* Data shown:
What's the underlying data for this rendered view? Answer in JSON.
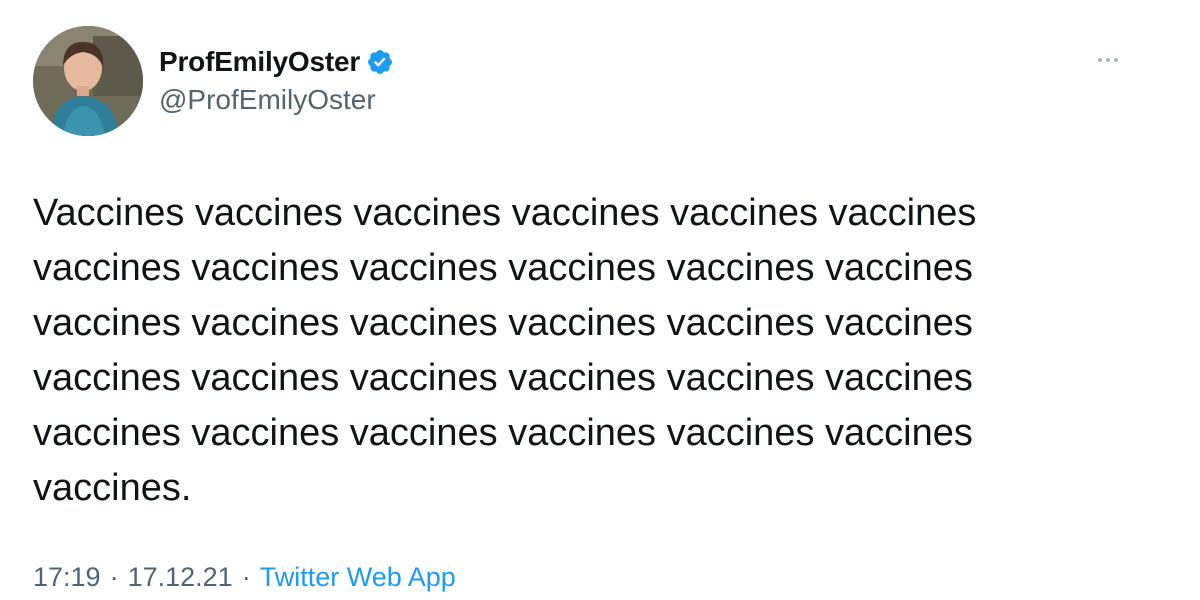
{
  "author": {
    "display_name": "ProfEmilyOster",
    "handle": "@ProfEmilyOster",
    "verified": true,
    "avatar_icon": "profile-photo"
  },
  "tweet": {
    "text": "Vaccines vaccines vaccines vaccines vaccines vaccines vaccines vaccines vaccines vaccines vaccines vaccines vaccines vaccines vaccines vaccines vaccines vaccines vaccines vaccines vaccines vaccines vaccines vaccines vaccines vaccines vaccines vaccines vaccines vaccines vaccines."
  },
  "meta": {
    "time": "17:19",
    "separator": "·",
    "date": "17.12.21",
    "source": "Twitter Web App"
  },
  "colors": {
    "text": "#0f1419",
    "secondary": "#536471",
    "link": "#1d9bf0",
    "verified_badge": "#1d9bf0",
    "more_dots": "#a8b3bb"
  },
  "icons": {
    "verified": "verified-badge-icon",
    "more": "more-options-icon"
  }
}
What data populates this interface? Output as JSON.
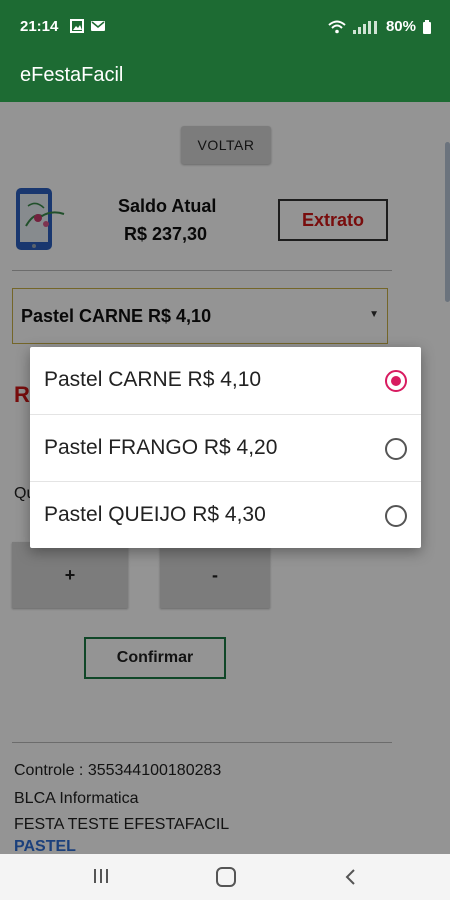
{
  "status_bar": {
    "time": "21:14",
    "battery": "80%",
    "left_icons": [
      "gallery-icon",
      "message-icon"
    ],
    "right_icons": [
      "wifi-icon",
      "signal-icon",
      "battery-icon"
    ]
  },
  "app": {
    "title": "eFestaFacil",
    "primary_color": "#1d6b33"
  },
  "screen": {
    "back_button": "VOLTAR",
    "balance_label": "Saldo Atual",
    "balance_value": "R$  237,30",
    "statement_button": "Extrato",
    "selected_product": "Pastel CARNE R$ 4,10",
    "red_partial_text": "R",
    "quantity_partial_text": "Qu",
    "plus_button": "+",
    "minus_button": "-",
    "confirm_button": "Confirmar",
    "footer": {
      "controle": "Controle : 355344100180283",
      "company": "BLCA Informatica",
      "event": "FESTA TESTE EFESTAFACIL",
      "category": "PASTEL"
    }
  },
  "dialog": {
    "options": [
      {
        "label": "Pastel CARNE R$ 4,10",
        "selected": true
      },
      {
        "label": "Pastel FRANGO R$ 4,20",
        "selected": false
      },
      {
        "label": "Pastel QUEIJO R$ 4,30",
        "selected": false
      }
    ],
    "accent_color": "#d81b60"
  },
  "nav_bar": {
    "icons": [
      "recents-icon",
      "home-icon",
      "back-icon"
    ]
  }
}
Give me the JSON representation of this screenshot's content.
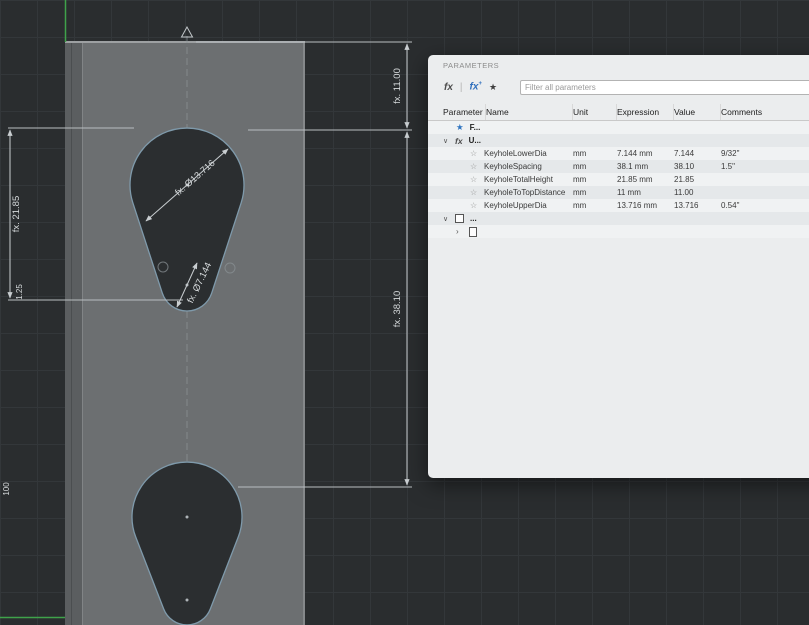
{
  "viewport": {
    "axis_color": "#3fa24a",
    "sketch_color": "#7f9aab",
    "dimension_color": "#d6dadc",
    "dimensions": {
      "keyhole_to_top": "fx. 11.00",
      "keyhole_total_height": "fx. 21.85",
      "keyhole_spacing": "fx. 38.10",
      "keyhole_upper_dia": "fx. Ø13.716",
      "keyhole_lower_dia": "fx. Ø7.144",
      "edge_dim": "1.25",
      "plate_length": "100"
    }
  },
  "panel": {
    "title": "PARAMETERS",
    "toolbar": {
      "fx_icon": "fx",
      "fx_add_icon": "fx",
      "fx_add_plus": "+",
      "star_icon": "★"
    },
    "filter_placeholder": "Filter all parameters",
    "columns": [
      "Parameter",
      "Name",
      "Unit",
      "Expression",
      "Value",
      "Comments"
    ],
    "groups": {
      "favorites": {
        "label": "F...",
        "icon": "★"
      },
      "user": {
        "label": "U...",
        "icon": "fx",
        "caret": "∨"
      },
      "model": {
        "label": "...",
        "caret": "∨"
      },
      "model_child_caret": "›"
    },
    "row_star": "☆",
    "rows": [
      {
        "name": "KeyholeLowerDia",
        "unit": "mm",
        "expression": "7.144 mm",
        "value": "7.144",
        "comment": "9/32\""
      },
      {
        "name": "KeyholeSpacing",
        "unit": "mm",
        "expression": "38.1 mm",
        "value": "38.10",
        "comment": "1.5\""
      },
      {
        "name": "KeyholeTotalHeight",
        "unit": "mm",
        "expression": "21.85 mm",
        "value": "21.85",
        "comment": ""
      },
      {
        "name": "KeyholeToTopDistance",
        "unit": "mm",
        "expression": "11 mm",
        "value": "11.00",
        "comment": ""
      },
      {
        "name": "KeyholeUpperDia",
        "unit": "mm",
        "expression": "13.716 mm",
        "value": "13.716",
        "comment": "0.54\""
      }
    ]
  }
}
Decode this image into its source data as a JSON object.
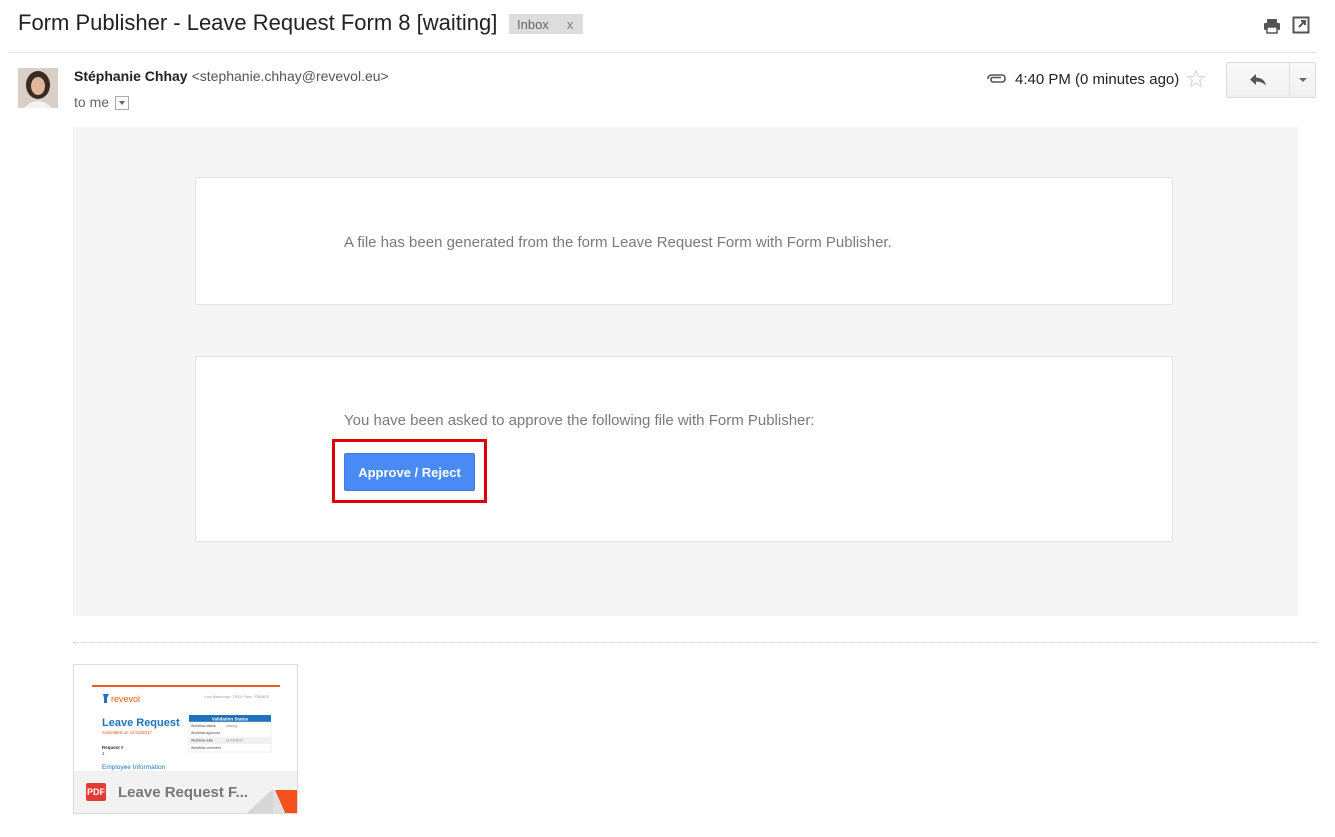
{
  "email": {
    "subject": "Form Publisher - Leave Request Form 8 [waiting]",
    "label": "Inbox",
    "label_remove": "x",
    "sender_name": "Stéphanie Chhay",
    "sender_email": "<stephanie.chhay@revevol.eu>",
    "to": "to me",
    "time": "4:40 PM (0 minutes ago)"
  },
  "toolbar": {
    "print_icon": "print-icon",
    "new_window_icon": "open-in-new-window-icon",
    "attachment_icon": "paperclip-icon",
    "star_icon": "star-icon",
    "reply_icon": "reply-icon",
    "more_icon": "dropdown-arrow-icon"
  },
  "body": {
    "message1": "A file has been generated from the form Leave Request Form with Form Publisher.",
    "message2": "You have been asked to approve the following file with Form Publisher:",
    "button_label": "Approve / Reject"
  },
  "attachment": {
    "badge": "PDF",
    "filename": "Leave Request F...",
    "preview": {
      "logo": "revevol",
      "address": "4 rue Bobeuvray · 75001 Paris · FRANCE",
      "title": "Leave Request",
      "submitted": "Submitted on 11/15/2017",
      "request_label": "Request #",
      "request_value": "1",
      "section": "Employee Information",
      "table_title": "Validation Status",
      "rows": [
        {
          "k": "Workflow status",
          "v": "waiting"
        },
        {
          "k": "Workflow approver",
          "v": ""
        },
        {
          "k": "Workflow date",
          "v": "11/15/2017"
        },
        {
          "k": "Workflow comment",
          "v": ""
        }
      ]
    }
  },
  "colors": {
    "button": "#4a8af4",
    "highlight": "#e00000",
    "pdf": "#e53935",
    "revevol_orange": "#f05a22",
    "revevol_blue": "#1e73be"
  }
}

* Stated problem:
Print every entry exactly as written, without the pictures.

* Task result:
What's the underlying data for this rendered view? Answer in JSON.
{
  "author": {
    "display_name": "ProfEmilyOster",
    "handle": "@ProfEmilyOster",
    "verified": true,
    "avatar_icon": "profile-photo"
  },
  "tweet": {
    "text": "Vaccines vaccines vaccines vaccines vaccines vaccines vaccines vaccines vaccines vaccines vaccines vaccines vaccines vaccines vaccines vaccines vaccines vaccines vaccines vaccines vaccines vaccines vaccines vaccines vaccines vaccines vaccines vaccines vaccines vaccines vaccines."
  },
  "meta": {
    "time": "17:19",
    "separator": "·",
    "date": "17.12.21",
    "source": "Twitter Web App"
  },
  "colors": {
    "text": "#0f1419",
    "secondary": "#536471",
    "link": "#1d9bf0",
    "verified_badge": "#1d9bf0",
    "more_dots": "#a8b3bb"
  },
  "icons": {
    "verified": "verified-badge-icon",
    "more": "more-options-icon"
  }
}
What data populates this interface? Output as JSON.
{
  "status_bar": {
    "time": "21:14",
    "battery": "80%",
    "left_icons": [
      "gallery-icon",
      "message-icon"
    ],
    "right_icons": [
      "wifi-icon",
      "signal-icon",
      "battery-icon"
    ]
  },
  "app": {
    "title": "eFestaFacil",
    "primary_color": "#1d6b33"
  },
  "screen": {
    "back_button": "VOLTAR",
    "balance_label": "Saldo Atual",
    "balance_value": "R$  237,30",
    "statement_button": "Extrato",
    "selected_product": "Pastel CARNE R$ 4,10",
    "red_partial_text": "R",
    "quantity_partial_text": "Qu",
    "plus_button": "+",
    "minus_button": "-",
    "confirm_button": "Confirmar",
    "footer": {
      "controle": "Controle : 355344100180283",
      "company": "BLCA Informatica",
      "event": "FESTA TESTE EFESTAFACIL",
      "category": "PASTEL"
    }
  },
  "dialog": {
    "options": [
      {
        "label": "Pastel CARNE R$ 4,10",
        "selected": true
      },
      {
        "label": "Pastel FRANGO R$ 4,20",
        "selected": false
      },
      {
        "label": "Pastel QUEIJO R$ 4,30",
        "selected": false
      }
    ],
    "accent_color": "#d81b60"
  },
  "nav_bar": {
    "icons": [
      "recents-icon",
      "home-icon",
      "back-icon"
    ]
  }
}
Give me the JSON representation of this screenshot's content.
{
  "viewport": {
    "axis_color": "#3fa24a",
    "sketch_color": "#7f9aab",
    "dimension_color": "#d6dadc",
    "dimensions": {
      "keyhole_to_top": "fx. 11.00",
      "keyhole_total_height": "fx. 21.85",
      "keyhole_spacing": "fx. 38.10",
      "keyhole_upper_dia": "fx. Ø13.716",
      "keyhole_lower_dia": "fx. Ø7.144",
      "edge_dim": "1.25",
      "plate_length": "100"
    }
  },
  "panel": {
    "title": "PARAMETERS",
    "toolbar": {
      "fx_icon": "fx",
      "fx_add_icon": "fx",
      "fx_add_plus": "+",
      "star_icon": "★"
    },
    "filter_placeholder": "Filter all parameters",
    "columns": [
      "Parameter",
      "Name",
      "Unit",
      "Expression",
      "Value",
      "Comments"
    ],
    "groups": {
      "favorites": {
        "label": "F...",
        "icon": "★"
      },
      "user": {
        "label": "U...",
        "icon": "fx",
        "caret": "∨"
      },
      "model": {
        "label": "...",
        "caret": "∨"
      },
      "model_child_caret": "›"
    },
    "row_star": "☆",
    "rows": [
      {
        "name": "KeyholeLowerDia",
        "unit": "mm",
        "expression": "7.144 mm",
        "value": "7.144",
        "comment": "9/32\""
      },
      {
        "name": "KeyholeSpacing",
        "unit": "mm",
        "expression": "38.1 mm",
        "value": "38.10",
        "comment": "1.5\""
      },
      {
        "name": "KeyholeTotalHeight",
        "unit": "mm",
        "expression": "21.85 mm",
        "value": "21.85",
        "comment": ""
      },
      {
        "name": "KeyholeToTopDistance",
        "unit": "mm",
        "expression": "11 mm",
        "value": "11.00",
        "comment": ""
      },
      {
        "name": "KeyholeUpperDia",
        "unit": "mm",
        "expression": "13.716 mm",
        "value": "13.716",
        "comment": "0.54\""
      }
    ]
  }
}
Decode this image into its source data as a JSON object.
{
  "email": {
    "subject": "Form Publisher - Leave Request Form 8 [waiting]",
    "label": "Inbox",
    "label_remove": "x",
    "sender_name": "Stéphanie Chhay",
    "sender_email": "<stephanie.chhay@revevol.eu>",
    "to": "to me",
    "time": "4:40 PM (0 minutes ago)"
  },
  "toolbar": {
    "print_icon": "print-icon",
    "new_window_icon": "open-in-new-window-icon",
    "attachment_icon": "paperclip-icon",
    "star_icon": "star-icon",
    "reply_icon": "reply-icon",
    "more_icon": "dropdown-arrow-icon"
  },
  "body": {
    "message1": "A file has been generated from the form Leave Request Form with Form Publisher.",
    "message2": "You have been asked to approve the following file with Form Publisher:",
    "button_label": "Approve / Reject"
  },
  "attachment": {
    "badge": "PDF",
    "filename": "Leave Request F...",
    "preview": {
      "logo": "revevol",
      "address": "4 rue Bobeuvray · 75001 Paris · FRANCE",
      "title": "Leave Request",
      "submitted": "Submitted on 11/15/2017",
      "request_label": "Request #",
      "request_value": "1",
      "section": "Employee Information",
      "table_title": "Validation Status",
      "rows": [
        {
          "k": "Workflow status",
          "v": "waiting"
        },
        {
          "k": "Workflow approver",
          "v": ""
        },
        {
          "k": "Workflow date",
          "v": "11/15/2017"
        },
        {
          "k": "Workflow comment",
          "v": ""
        }
      ]
    }
  },
  "colors": {
    "button": "#4a8af4",
    "highlight": "#e00000",
    "pdf": "#e53935",
    "revevol_orange": "#f05a22",
    "revevol_blue": "#1e73be"
  }
}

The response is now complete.